(Some records)
┌──
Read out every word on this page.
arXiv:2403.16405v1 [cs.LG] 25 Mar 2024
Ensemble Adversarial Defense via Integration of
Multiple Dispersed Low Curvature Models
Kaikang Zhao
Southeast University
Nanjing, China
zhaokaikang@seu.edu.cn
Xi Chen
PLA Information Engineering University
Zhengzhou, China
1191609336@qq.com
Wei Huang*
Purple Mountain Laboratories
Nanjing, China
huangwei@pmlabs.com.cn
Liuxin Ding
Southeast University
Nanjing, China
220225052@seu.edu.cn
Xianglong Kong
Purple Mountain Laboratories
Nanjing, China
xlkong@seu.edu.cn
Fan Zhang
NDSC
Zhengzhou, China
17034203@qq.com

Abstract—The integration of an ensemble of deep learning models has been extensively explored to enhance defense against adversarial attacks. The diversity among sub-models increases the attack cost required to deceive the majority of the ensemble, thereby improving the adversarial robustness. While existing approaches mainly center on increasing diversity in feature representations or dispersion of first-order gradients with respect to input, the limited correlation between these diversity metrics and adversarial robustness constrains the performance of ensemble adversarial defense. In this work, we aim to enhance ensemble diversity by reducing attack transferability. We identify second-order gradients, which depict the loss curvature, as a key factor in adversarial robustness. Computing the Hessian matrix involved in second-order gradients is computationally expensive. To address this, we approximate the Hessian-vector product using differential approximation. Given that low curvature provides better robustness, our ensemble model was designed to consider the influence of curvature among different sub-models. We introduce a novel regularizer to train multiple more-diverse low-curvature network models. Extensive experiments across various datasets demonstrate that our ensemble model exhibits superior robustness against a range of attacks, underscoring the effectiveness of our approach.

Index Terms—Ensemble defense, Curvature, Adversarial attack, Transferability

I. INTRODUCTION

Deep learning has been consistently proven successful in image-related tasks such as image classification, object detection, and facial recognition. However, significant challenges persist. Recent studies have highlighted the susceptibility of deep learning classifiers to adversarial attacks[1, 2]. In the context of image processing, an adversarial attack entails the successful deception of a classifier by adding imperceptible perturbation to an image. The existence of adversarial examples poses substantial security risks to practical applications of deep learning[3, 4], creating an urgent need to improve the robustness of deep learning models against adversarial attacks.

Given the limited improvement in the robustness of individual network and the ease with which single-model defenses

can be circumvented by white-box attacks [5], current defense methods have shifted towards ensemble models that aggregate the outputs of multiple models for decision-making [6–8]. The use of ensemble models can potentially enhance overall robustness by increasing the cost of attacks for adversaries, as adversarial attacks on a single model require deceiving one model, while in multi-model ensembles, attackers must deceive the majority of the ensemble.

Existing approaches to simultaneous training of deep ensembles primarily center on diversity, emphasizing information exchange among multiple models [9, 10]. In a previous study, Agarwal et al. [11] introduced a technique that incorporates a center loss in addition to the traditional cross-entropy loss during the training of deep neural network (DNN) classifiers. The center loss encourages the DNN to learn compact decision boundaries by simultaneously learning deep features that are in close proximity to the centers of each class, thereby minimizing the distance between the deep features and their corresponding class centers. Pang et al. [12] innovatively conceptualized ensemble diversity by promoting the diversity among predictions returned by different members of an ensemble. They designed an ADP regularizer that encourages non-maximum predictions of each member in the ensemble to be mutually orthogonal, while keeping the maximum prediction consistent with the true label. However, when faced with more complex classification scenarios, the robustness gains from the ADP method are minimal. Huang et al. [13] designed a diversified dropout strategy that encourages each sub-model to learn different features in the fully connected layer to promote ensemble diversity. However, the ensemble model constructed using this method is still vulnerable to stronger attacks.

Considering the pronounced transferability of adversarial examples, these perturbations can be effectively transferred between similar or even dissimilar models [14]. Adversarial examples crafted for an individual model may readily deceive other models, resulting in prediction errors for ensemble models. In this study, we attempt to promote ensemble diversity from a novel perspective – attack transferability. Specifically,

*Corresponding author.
└──
# [TASK DESCRIPTION]
Type the material above out again, exactly.

# [SOLVED PROBLEM]
Read out every word on this page.
arXiv:2403.16405v1 [cs.LG] 25 Mar 2024
Ensemble Adversarial Defense via Integration of
Multiple Dispersed Low Curvature Models
Kaikang Zhao
Southeast University
Nanjing, China
zhaokaikang@seu.edu.cn
Xi Chen
PLA Information Engineering University
Zhengzhou, China
1191609336@qq.com
Wei Huang*
Purple Mountain Laboratories
Nanjing, China
huangwei@pmlabs.com.cn
Liuxin Ding
Southeast University
Nanjing, China
220225052@seu.edu.cn
Xianglong Kong
Purple Mountain Laboratories
Nanjing, China
xlkong@seu.edu.cn
Fan Zhang
NDSC
Zhengzhou, China
17034203@qq.com

Abstract—The integration of an ensemble of deep learning models has been extensively explored to enhance defense against adversarial attacks. The diversity among sub-models increases the attack cost required to deceive the majority of the ensemble, thereby improving the adversarial robustness. While existing approaches mainly center on increasing diversity in feature representations or dispersion of first-order gradients with respect to input, the limited correlation between these diversity metrics and adversarial robustness constrains the performance of ensemble adversarial defense. In this work, we aim to enhance ensemble diversity by reducing attack transferability. We identify second-order gradients, which depict the loss curvature, as a key factor in adversarial robustness. Computing the Hessian matrix involved in second-order gradients is computationally expensive. To address this, we approximate the Hessian-vector product using differential approximation. Given that low curvature provides better robustness, our ensemble model was designed to consider the influence of curvature among different sub-models. We introduce a novel regularizer to train multiple more-diverse low-curvature network models. Extensive experiments across various datasets demonstrate that our ensemble model exhibits superior robustness against a range of attacks, underscoring the effectiveness of our approach.

Index Terms—Ensemble defense, Curvature, Adversarial attack, Transferability

I. INTRODUCTION

Deep learning has been consistently proven successful in image-related tasks such as image classification, object detection, and facial recognition. However, significant challenges persist. Recent studies have highlighted the susceptibility of deep learning classifiers to adversarial attacks[1, 2]. In the context of image processing, an adversarial attack entails the successful deception of a classifier by adding imperceptible perturbation to an image. The existence of adversarial examples poses substantial security risks to practical applications of deep learning[3, 4], creating an urgent need to improve the robustness of deep learning models against adversarial attacks.

Given the limited improvement in the robustness of individual network and the ease with which single-model defenses

can be circumvented by white-box attacks [5], current defense methods have shifted towards ensemble models that aggregate the outputs of multiple models for decision-making [6–8]. The use of ensemble models can potentially enhance overall robustness by increasing the cost of attacks for adversaries, as adversarial attacks on a single model require deceiving one model, while in multi-model ensembles, attackers must deceive the majority of the ensemble.

Existing approaches to simultaneous training of deep ensembles primarily center on diversity, emphasizing information exchange among multiple models [9, 10]. In a previous study, Agarwal et al. [11] introduced a technique that incorporates a center loss in addition to the traditional cross-entropy loss during the training of deep neural network (DNN) classifiers. The center loss encourages the DNN to learn compact decision boundaries by simultaneously learning deep features that are in close proximity to the centers of each class, thereby minimizing the distance between the deep features and their corresponding class centers. Pang et al. [12] innovatively conceptualized ensemble diversity by promoting the diversity among predictions returned by different members of an ensemble. They designed an ADP regularizer that encourages non-maximum predictions of each member in the ensemble to be mutually orthogonal, while keeping the maximum prediction consistent with the true label. However, when faced with more complex classification scenarios, the robustness gains from the ADP method are minimal. Huang et al. [13] designed a diversified dropout strategy that encourages each sub-model to learn different features in the fully connected layer to promote ensemble diversity. However, the ensemble model constructed using this method is still vulnerable to stronger attacks.

Considering the pronounced transferability of adversarial examples, these perturbations can be effectively transferred between similar or even dissimilar models [14]. Adversarial examples crafted for an individual model may readily deceive other models, resulting in prediction errors for ensemble models. In this study, we attempt to promote ensemble diversity from a novel perspective – attack transferability. Specifically,

*Corresponding author.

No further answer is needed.